演習用本文:
● ● ● ●

ダニが引き起こすかゆみと肌トラブルの対策

識別

ダニは長さ約250〜300マイクロメートルの微小な節足動物で、肉眼では見えません。10倍程度の拡大が必要です。体は透明で、顕微鏡下では八本の毛のある脚と、体全体に長い毛が生えているのが特徴です。

肌トラブルの原因

ダニは人やペットを噛むことはありませんが、皮膚の角質や皮脂をエサにします。ダニの排泄物が皮膚に付着すると、赤く炎症を起こし、かゆみを伴う湿疹になります。米国喘息・アレルギー・免疫学会によると、米国人口の約10%がダニに対してアレルギー反応を示すとされています。

その他の一般的な症状

ダニは花粉症様の症状も引き起こします。目のかゆみや涙、鼻水、くしゃみ、鼻づまり、顔面の圧迫感・痛み、後鼻漏、そして目の下に青みがかった腫れ(クマ)などが報告されています。

● ● ● ●

取り組む内容:
1 > ダニに関する本文では、米国喘息・アレルギー・免疫学会の見解として、米国人口のどれくらいの割合がダニにアレルギー反応を示すとされていますか。
2 > ダニに関する本文の続きを、最後の文の後から書き進めてください。
この後に続く項目は、ダニに関する本文とは別の資料です。

● ● ● ●

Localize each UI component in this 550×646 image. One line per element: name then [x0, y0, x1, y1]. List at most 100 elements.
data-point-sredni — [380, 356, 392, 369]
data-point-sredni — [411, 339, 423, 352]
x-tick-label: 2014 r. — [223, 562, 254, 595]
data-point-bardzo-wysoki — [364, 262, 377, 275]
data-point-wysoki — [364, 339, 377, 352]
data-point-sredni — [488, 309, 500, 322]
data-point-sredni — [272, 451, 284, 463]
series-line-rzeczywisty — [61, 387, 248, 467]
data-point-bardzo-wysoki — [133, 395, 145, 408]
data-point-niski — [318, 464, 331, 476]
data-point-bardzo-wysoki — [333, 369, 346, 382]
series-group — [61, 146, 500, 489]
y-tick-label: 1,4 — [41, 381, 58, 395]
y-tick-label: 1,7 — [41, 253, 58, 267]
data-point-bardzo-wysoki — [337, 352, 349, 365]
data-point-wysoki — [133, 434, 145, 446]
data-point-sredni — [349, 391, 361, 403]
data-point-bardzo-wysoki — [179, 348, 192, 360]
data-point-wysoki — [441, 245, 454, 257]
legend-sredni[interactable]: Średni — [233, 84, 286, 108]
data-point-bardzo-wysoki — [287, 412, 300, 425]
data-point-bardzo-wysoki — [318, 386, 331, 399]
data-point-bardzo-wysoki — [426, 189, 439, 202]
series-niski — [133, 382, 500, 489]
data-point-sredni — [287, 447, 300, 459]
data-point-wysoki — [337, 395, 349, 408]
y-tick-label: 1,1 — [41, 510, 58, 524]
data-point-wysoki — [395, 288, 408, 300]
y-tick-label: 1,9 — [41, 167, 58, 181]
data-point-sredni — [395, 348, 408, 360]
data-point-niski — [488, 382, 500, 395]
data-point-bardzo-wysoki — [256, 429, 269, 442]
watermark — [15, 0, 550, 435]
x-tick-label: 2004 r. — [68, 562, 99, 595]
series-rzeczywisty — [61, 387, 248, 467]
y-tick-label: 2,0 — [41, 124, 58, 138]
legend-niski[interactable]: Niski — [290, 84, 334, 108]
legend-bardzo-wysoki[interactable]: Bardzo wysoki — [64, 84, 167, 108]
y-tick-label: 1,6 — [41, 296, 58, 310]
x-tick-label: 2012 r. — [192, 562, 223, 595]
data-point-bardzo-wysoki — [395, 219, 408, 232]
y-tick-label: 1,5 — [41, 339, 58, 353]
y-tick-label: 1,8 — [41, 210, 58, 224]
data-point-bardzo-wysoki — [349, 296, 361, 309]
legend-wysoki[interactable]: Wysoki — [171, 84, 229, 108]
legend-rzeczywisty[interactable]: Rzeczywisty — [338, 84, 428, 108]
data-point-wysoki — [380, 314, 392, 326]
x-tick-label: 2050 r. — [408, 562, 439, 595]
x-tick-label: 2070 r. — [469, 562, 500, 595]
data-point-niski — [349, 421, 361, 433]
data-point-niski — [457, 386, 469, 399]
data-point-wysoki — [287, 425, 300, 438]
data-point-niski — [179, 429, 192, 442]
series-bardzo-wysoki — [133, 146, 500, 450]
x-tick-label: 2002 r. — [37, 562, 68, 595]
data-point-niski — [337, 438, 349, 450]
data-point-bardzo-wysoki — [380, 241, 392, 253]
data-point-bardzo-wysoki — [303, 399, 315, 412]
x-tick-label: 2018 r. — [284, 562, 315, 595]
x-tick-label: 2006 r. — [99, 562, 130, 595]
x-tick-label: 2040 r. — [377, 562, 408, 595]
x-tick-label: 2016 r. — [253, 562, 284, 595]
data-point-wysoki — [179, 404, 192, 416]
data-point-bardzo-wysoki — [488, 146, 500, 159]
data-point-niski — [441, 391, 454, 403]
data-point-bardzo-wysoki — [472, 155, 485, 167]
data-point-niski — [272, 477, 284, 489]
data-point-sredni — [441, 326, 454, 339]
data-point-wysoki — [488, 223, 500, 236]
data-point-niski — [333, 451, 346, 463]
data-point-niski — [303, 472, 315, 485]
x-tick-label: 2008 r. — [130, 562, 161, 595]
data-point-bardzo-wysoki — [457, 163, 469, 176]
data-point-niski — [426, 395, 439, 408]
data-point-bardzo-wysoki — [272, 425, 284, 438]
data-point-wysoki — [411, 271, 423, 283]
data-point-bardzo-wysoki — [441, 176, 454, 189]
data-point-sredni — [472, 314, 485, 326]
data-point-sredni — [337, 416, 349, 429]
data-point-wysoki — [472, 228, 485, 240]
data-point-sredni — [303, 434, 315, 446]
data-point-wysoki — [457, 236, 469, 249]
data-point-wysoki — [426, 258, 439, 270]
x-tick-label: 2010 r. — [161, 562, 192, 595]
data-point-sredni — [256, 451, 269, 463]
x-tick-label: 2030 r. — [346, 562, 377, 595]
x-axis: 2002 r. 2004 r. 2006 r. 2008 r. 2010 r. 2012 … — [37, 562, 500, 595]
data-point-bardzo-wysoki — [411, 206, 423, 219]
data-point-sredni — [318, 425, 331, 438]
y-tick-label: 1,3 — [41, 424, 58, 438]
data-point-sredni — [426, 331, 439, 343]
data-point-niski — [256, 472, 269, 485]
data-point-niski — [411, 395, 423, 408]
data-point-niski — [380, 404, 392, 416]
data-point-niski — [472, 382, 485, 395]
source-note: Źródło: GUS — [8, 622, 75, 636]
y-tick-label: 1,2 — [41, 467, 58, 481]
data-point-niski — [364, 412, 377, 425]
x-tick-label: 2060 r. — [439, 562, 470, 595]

● ● ● ●

各課題の解答:
1 > 約10%です。

2 >
主な生息場所

ダニは温かく湿度の高い環境を好みます。マットレスだけでも10万匹から1000万匹が生息すると言われています。その他の代表的な場所は、カーペット、布張りの家具、枕、ソファ、そしてペットの寝具です。

予防と対策

寝具や枕、家具のカバー類はできるだけ高温(60℃以上)の湯で洗濯し、ダニを死滅させましょう。また、室内の湿度を40%以下に保ち、温度は21℃前後に設定するとダニの繁殖を抑えられます。換気の良い清潔な環境はダニの数を減らす重要なポイントです。